> **WHAT YOU WILL DO**:
Please copy every line of the records below that holds the word "Policies".

> **EXERCISE INPUTS**:
========================
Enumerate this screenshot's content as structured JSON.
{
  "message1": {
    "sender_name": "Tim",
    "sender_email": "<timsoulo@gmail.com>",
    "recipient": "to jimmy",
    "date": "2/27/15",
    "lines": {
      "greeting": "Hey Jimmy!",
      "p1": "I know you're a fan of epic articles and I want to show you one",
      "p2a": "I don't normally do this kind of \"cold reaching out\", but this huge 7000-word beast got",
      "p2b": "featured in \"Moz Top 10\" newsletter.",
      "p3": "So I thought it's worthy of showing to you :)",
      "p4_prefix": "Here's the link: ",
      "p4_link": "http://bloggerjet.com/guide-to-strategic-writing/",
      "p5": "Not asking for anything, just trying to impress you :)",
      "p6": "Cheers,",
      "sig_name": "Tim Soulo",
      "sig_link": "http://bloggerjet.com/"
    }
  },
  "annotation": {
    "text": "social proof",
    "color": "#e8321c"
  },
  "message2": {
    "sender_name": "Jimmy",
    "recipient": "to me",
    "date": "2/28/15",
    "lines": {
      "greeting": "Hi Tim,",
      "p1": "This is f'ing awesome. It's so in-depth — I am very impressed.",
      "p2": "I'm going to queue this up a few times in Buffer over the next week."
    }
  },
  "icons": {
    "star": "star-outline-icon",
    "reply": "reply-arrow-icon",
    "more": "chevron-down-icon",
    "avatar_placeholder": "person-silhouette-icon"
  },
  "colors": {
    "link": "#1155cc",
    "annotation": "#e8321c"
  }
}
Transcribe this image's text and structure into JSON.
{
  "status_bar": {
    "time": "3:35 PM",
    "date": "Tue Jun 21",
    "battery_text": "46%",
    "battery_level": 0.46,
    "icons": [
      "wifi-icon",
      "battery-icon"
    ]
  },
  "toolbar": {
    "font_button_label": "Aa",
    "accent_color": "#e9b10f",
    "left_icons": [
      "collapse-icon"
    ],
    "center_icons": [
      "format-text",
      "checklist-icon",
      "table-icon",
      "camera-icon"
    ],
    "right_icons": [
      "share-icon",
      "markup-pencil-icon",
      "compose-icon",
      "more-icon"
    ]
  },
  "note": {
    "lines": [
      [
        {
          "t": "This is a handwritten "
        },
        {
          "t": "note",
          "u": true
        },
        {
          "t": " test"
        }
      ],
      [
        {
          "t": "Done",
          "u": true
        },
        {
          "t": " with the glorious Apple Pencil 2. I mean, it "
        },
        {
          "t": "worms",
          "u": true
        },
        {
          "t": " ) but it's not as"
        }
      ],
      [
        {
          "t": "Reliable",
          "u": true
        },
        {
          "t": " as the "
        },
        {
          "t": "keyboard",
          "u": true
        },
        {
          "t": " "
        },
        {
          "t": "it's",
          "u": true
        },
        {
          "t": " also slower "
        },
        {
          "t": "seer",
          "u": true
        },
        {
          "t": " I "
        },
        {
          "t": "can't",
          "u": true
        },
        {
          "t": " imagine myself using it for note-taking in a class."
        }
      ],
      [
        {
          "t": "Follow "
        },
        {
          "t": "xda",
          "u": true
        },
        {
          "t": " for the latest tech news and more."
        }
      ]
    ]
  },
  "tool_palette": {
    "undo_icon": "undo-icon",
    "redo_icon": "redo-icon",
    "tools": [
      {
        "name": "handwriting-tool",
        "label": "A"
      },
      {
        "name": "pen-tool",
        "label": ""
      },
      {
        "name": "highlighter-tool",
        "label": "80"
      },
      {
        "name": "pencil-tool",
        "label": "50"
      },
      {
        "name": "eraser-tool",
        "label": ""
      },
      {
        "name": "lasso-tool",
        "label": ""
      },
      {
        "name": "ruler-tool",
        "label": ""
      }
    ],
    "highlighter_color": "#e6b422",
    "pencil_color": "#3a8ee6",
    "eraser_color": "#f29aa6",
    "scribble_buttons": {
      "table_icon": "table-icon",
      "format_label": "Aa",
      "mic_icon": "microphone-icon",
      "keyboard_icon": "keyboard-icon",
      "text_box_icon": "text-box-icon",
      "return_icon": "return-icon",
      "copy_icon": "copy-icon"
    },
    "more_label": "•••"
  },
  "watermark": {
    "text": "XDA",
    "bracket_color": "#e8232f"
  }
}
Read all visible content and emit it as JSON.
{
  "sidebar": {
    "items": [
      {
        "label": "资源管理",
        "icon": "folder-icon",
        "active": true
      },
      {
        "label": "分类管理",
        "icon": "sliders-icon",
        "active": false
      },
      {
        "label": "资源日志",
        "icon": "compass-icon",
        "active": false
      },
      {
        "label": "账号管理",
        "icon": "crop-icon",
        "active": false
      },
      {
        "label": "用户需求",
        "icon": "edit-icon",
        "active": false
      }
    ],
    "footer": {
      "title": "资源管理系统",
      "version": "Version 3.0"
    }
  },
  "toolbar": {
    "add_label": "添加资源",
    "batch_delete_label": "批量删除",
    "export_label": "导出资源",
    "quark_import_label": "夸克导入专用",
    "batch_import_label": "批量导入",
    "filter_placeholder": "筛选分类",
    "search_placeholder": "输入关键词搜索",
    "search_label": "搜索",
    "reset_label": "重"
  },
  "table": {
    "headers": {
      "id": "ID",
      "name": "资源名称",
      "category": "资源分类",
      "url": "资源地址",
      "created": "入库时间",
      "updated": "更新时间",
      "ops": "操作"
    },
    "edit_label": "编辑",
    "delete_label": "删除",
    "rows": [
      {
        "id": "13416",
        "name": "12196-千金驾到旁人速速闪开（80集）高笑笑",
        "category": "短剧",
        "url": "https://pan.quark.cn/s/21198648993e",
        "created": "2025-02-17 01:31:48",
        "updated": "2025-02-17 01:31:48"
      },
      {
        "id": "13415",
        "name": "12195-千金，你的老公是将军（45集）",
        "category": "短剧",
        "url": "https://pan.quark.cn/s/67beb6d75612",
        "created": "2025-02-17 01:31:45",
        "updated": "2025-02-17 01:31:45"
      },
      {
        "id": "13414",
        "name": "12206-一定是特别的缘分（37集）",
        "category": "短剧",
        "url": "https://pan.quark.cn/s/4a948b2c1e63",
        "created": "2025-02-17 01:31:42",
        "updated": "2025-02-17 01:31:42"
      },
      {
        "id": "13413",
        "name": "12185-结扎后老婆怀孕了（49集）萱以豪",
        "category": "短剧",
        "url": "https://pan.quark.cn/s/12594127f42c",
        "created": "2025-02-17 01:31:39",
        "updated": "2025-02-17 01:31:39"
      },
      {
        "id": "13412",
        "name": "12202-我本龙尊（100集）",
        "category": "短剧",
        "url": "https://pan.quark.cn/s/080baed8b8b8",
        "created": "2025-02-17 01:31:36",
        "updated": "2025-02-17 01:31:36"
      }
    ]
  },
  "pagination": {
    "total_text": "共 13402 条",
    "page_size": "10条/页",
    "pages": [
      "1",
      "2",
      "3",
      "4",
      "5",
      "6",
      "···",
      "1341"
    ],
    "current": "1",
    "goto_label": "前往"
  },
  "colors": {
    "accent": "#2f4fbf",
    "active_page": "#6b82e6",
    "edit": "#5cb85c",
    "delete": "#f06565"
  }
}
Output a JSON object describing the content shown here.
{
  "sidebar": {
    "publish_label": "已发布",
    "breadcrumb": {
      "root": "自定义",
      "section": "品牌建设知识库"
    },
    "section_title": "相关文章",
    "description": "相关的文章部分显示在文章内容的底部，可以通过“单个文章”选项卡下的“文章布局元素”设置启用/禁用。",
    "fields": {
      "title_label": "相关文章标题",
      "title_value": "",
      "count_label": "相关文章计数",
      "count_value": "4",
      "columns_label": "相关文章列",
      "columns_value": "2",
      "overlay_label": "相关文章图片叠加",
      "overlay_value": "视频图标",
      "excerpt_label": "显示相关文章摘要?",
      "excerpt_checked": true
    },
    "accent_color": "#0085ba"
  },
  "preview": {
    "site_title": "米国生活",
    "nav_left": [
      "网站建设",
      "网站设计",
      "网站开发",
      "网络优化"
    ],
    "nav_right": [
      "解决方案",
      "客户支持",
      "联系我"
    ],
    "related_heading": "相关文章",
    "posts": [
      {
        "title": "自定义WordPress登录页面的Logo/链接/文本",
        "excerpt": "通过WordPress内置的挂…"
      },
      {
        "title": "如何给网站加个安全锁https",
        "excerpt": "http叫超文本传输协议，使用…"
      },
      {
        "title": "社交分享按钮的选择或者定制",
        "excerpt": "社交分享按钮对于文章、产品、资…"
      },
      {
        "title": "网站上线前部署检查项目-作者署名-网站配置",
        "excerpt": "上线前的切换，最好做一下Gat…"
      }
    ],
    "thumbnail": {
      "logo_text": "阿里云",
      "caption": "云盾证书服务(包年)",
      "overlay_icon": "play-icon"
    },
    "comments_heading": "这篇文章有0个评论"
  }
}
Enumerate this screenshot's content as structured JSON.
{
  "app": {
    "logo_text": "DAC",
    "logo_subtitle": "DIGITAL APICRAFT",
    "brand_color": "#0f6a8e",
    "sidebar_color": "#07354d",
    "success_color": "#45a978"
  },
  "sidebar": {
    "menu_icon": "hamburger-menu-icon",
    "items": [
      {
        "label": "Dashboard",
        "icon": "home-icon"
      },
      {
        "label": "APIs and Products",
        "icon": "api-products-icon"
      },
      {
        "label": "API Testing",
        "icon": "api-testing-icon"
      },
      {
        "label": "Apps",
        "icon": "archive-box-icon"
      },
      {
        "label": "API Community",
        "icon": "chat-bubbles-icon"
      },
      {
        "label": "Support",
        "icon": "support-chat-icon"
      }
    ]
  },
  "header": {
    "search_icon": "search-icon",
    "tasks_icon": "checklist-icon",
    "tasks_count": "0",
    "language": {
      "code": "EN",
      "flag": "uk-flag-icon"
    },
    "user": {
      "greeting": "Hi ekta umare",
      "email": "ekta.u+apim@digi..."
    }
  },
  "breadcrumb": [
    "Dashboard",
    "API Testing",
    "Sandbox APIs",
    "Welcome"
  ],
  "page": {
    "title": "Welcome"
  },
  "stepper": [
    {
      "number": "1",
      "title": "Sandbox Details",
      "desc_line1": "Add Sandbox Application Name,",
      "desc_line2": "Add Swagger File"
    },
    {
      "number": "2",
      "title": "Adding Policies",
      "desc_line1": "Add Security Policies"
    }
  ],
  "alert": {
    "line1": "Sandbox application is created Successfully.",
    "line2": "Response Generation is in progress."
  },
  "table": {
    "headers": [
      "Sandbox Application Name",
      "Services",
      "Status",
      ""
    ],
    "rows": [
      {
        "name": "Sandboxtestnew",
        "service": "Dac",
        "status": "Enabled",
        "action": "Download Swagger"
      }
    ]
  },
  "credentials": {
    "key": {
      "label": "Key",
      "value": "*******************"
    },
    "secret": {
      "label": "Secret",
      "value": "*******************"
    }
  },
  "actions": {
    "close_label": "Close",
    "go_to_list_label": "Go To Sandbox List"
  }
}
========================
> **TASK RESULT**:
      "title": "Adding Policies",
      "desc_line1": "Add Security Policies"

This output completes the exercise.